AIM: Images do not belong in the copy. Retype all the entries below exactly.

(Saved data entries)
--- START ---

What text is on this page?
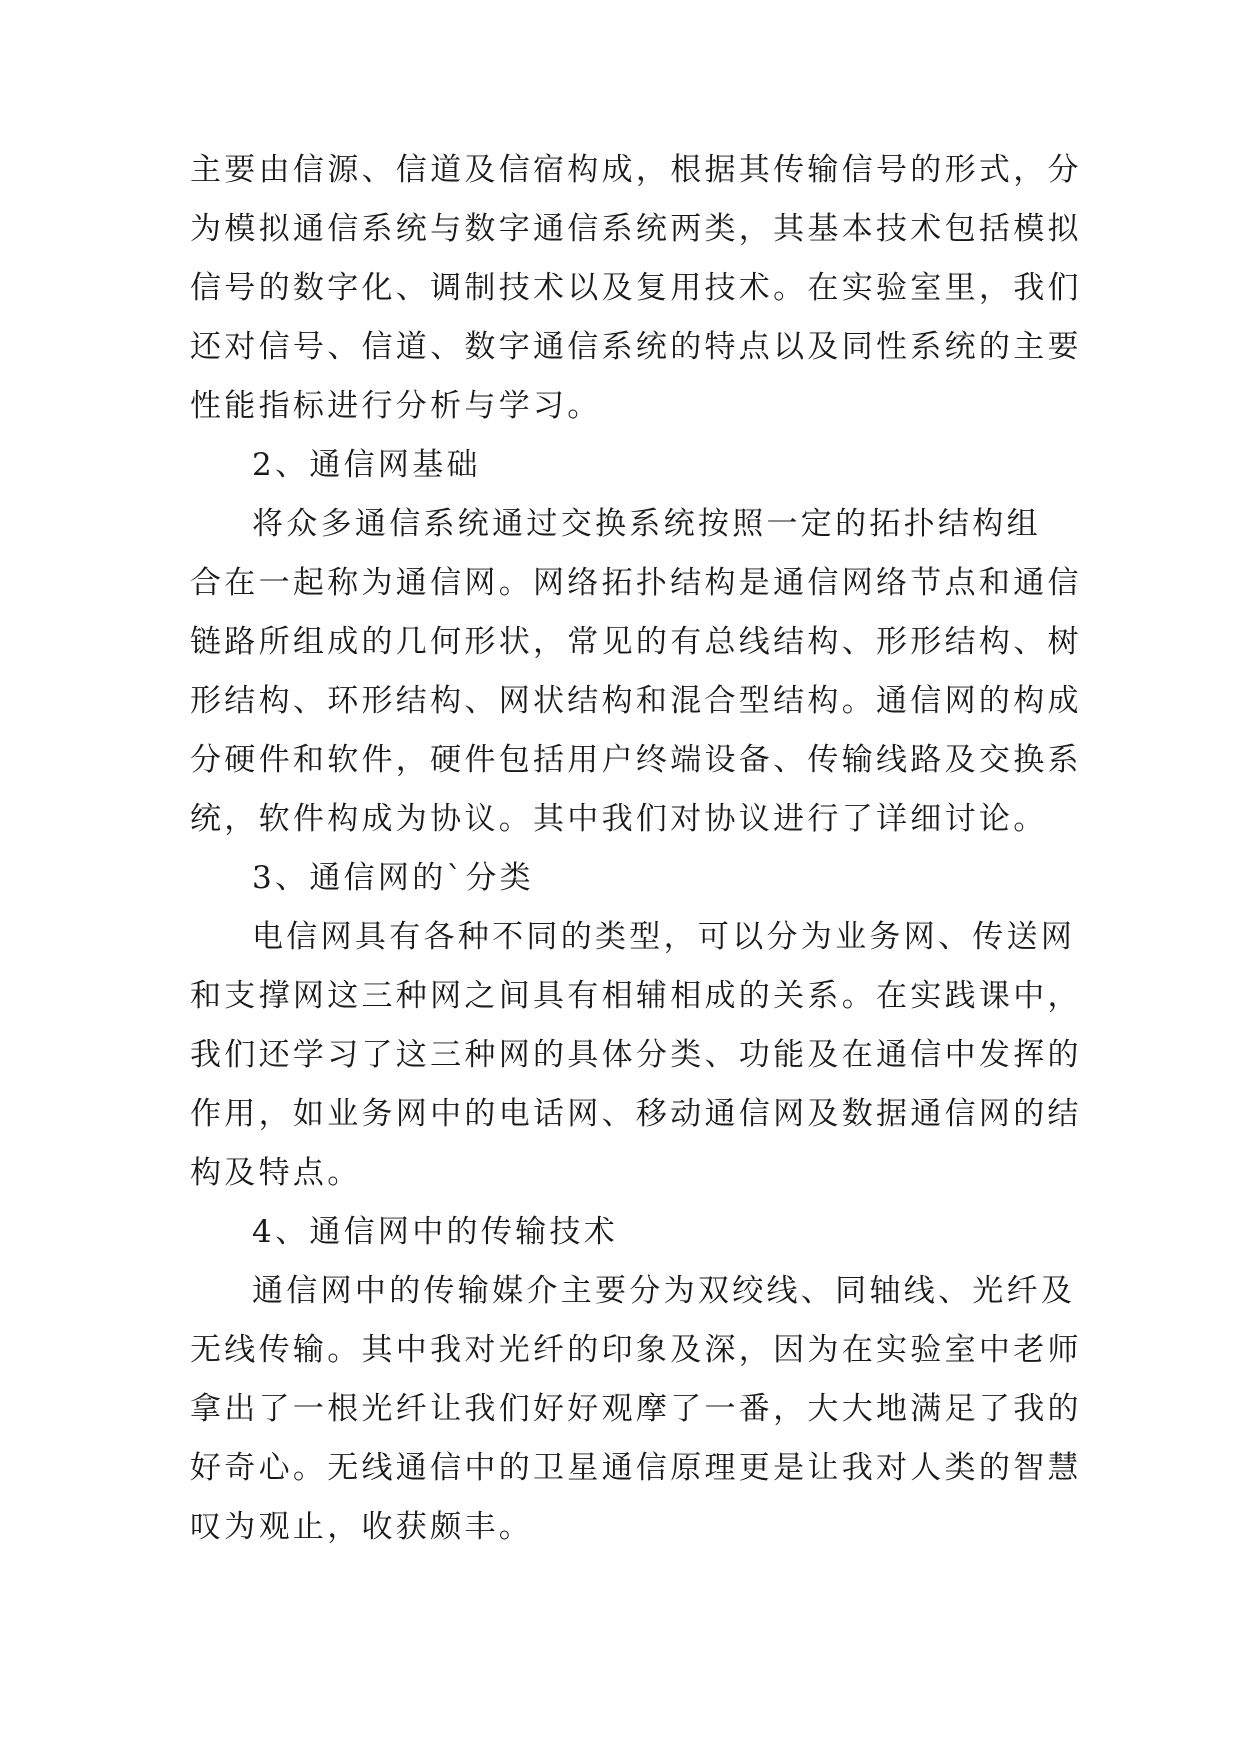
主要由信源、信道及信宿构成，根据其传输信号的形式，分
为模拟通信系统与数字通信系统两类，其基本技术包括模拟
信号的数字化、调制技术以及复用技术。在实验室里，我们
还对信号、信道、数字通信系统的特点以及同性系统的主要
性能指标进行分析与学习。
2、通信网基础
将众多通信系统通过交换系统按照一定的拓扑结构组
合在一起称为通信网。网络拓扑结构是通信网络节点和通信
链路所组成的几何形状，常见的有总线结构、形形结构、树
形结构、环形结构、网状结构和混合型结构。通信网的构成
分硬件和软件，硬件包括用户终端设备、传输线路及交换系
统，软件构成为协议。其中我们对协议进行了详细讨论。
3、通信网的`分类
电信网具有各种不同的类型，可以分为业务网、传送网
和支撑网这三种网之间具有相辅相成的关系。在实践课中，
我们还学习了这三种网的具体分类、功能及在通信中发挥的
作用，如业务网中的电话网、移动通信网及数据通信网的结
构及特点。
4、通信网中的传输技术
通信网中的传输媒介主要分为双绞线、同轴线、光纤及
无线传输。其中我对光纤的印象及深，因为在实验室中老师
拿出了一根光纤让我们好好观摩了一番，大大地满足了我的
好奇心。无线通信中的卫星通信原理更是让我对人类的智慧
叹为观止，收获颇丰。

--- END ---

ANSWER IN FULL:
What text is on this page?
主要由信源、信道及信宿构成，根据其传输信号的形式，分
为模拟通信系统与数字通信系统两类，其基本技术包括模拟
信号的数字化、调制技术以及复用技术。在实验室里，我们
还对信号、信道、数字通信系统的特点以及同性系统的主要
性能指标进行分析与学习。
2、通信网基础
将众多通信系统通过交换系统按照一定的拓扑结构组
合在一起称为通信网。网络拓扑结构是通信网络节点和通信
链路所组成的几何形状，常见的有总线结构、形形结构、树
形结构、环形结构、网状结构和混合型结构。通信网的构成
分硬件和软件，硬件包括用户终端设备、传输线路及交换系
统，软件构成为协议。其中我们对协议进行了详细讨论。
3、通信网的`分类
电信网具有各种不同的类型，可以分为业务网、传送网
和支撑网这三种网之间具有相辅相成的关系。在实践课中，
我们还学习了这三种网的具体分类、功能及在通信中发挥的
作用，如业务网中的电话网、移动通信网及数据通信网的结
构及特点。
4、通信网中的传输技术
通信网中的传输媒介主要分为双绞线、同轴线、光纤及
无线传输。其中我对光纤的印象及深，因为在实验室中老师
拿出了一根光纤让我们好好观摩了一番，大大地满足了我的
好奇心。无线通信中的卫星通信原理更是让我对人类的智慧
叹为观止，收获颇丰。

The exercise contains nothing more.